Reproduce the complete listing without any deviation.

## BEGIN

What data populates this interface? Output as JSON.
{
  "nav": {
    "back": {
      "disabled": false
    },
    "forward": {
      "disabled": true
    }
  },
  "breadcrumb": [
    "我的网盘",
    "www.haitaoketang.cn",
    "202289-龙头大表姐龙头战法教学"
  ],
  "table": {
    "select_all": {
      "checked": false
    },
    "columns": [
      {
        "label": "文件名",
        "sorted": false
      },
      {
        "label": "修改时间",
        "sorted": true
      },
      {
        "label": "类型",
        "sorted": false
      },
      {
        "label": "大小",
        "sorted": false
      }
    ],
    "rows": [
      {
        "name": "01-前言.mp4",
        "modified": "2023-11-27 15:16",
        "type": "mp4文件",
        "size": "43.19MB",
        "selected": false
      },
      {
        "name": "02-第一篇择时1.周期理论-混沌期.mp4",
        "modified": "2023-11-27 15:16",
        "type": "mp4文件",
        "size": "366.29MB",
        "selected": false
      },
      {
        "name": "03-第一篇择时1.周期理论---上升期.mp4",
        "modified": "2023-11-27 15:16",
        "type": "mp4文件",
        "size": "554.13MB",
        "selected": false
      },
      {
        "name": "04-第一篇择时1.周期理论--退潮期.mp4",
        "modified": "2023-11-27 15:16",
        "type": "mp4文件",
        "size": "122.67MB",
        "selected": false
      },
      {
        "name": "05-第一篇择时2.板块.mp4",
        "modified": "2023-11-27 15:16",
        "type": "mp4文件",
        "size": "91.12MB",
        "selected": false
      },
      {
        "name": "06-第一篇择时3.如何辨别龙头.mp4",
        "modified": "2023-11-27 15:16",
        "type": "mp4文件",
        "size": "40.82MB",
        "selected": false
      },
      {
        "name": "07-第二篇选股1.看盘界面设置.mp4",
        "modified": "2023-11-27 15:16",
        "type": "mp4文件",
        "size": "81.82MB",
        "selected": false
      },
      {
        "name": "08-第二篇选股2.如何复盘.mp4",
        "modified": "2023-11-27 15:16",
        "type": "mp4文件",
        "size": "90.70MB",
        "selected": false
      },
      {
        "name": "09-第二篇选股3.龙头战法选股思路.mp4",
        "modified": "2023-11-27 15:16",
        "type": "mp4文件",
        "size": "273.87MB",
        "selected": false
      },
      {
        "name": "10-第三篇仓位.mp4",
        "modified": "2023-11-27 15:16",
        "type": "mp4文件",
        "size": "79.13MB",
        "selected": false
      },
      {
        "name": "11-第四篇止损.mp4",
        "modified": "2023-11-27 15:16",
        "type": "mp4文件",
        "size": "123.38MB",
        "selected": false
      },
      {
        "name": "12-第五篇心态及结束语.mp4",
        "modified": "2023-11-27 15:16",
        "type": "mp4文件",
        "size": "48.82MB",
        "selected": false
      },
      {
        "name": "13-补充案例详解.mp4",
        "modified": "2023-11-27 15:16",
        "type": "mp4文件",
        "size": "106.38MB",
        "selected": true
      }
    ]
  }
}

## END

### Final answer
What data populates this interface? Output as JSON.
{
  "nav": {
    "back": {
      "disabled": false
    },
    "forward": {
      "disabled": true
    }
  },
  "breadcrumb": [
    "我的网盘",
    "www.haitaoketang.cn",
    "202289-龙头大表姐龙头战法教学"
  ],
  "table": {
    "select_all": {
      "checked": false
    },
    "columns": [
      {
        "label": "文件名",
        "sorted": false
      },
      {
        "label": "修改时间",
        "sorted": true
      },
      {
        "label": "类型",
        "sorted": false
      },
      {
        "label": "大小",
        "sorted": false
      }
    ],
    "rows": [
      {
        "name": "01-前言.mp4",
        "modified": "2023-11-27 15:16",
        "type": "mp4文件",
        "size": "43.19MB",
        "selected": false
      },
      {
        "name": "02-第一篇择时1.周期理论-混沌期.mp4",
        "modified": "2023-11-27 15:16",
        "type": "mp4文件",
        "size": "366.29MB",
        "selected": false
      },
      {
        "name": "03-第一篇择时1.周期理论---上升期.mp4",
        "modified": "2023-11-27 15:16",
        "type": "mp4文件",
        "size": "554.13MB",
        "selected": false
      },
      {
        "name": "04-第一篇择时1.周期理论--退潮期.mp4",
        "modified": "2023-11-27 15:16",
        "type": "mp4文件",
        "size": "122.67MB",
        "selected": false
      },
      {
        "name": "05-第一篇择时2.板块.mp4",
        "modified": "2023-11-27 15:16",
        "type": "mp4文件",
        "size": "91.12MB",
        "selected": false
      },
      {
        "name": "06-第一篇择时3.如何辨别龙头.mp4",
        "modified": "2023-11-27 15:16",
        "type": "mp4文件",
        "size": "40.82MB",
        "selected": false
      },
      {
        "name": "07-第二篇选股1.看盘界面设置.mp4",
        "modified": "2023-11-27 15:16",
        "type": "mp4文件",
        "size": "81.82MB",
        "selected": false
      },
      {
        "name": "08-第二篇选股2.如何复盘.mp4",
        "modified": "2023-11-27 15:16",
        "type": "mp4文件",
        "size": "90.70MB",
        "selected": false
      },
      {
        "name": "09-第二篇选股3.龙头战法选股思路.mp4",
        "modified": "2023-11-27 15:16",
        "type": "mp4文件",
        "size": "273.87MB",
        "selected": false
      },
      {
        "name": "10-第三篇仓位.mp4",
        "modified": "2023-11-27 15:16",
        "type": "mp4文件",
        "size": "79.13MB",
        "selected": false
      },
      {
        "name": "11-第四篇止损.mp4",
        "modified": "2023-11-27 15:16",
        "type": "mp4文件",
        "size": "123.38MB",
        "selected": false
      },
      {
        "name": "12-第五篇心态及结束语.mp4",
        "modified": "2023-11-27 15:16",
        "type": "mp4文件",
        "size": "48.82MB",
        "selected": false
      },
      {
        "name": "13-补充案例详解.mp4",
        "modified": "2023-11-27 15:16",
        "type": "mp4文件",
        "size": "106.38MB",
        "selected": true
      }
    ]
  }
}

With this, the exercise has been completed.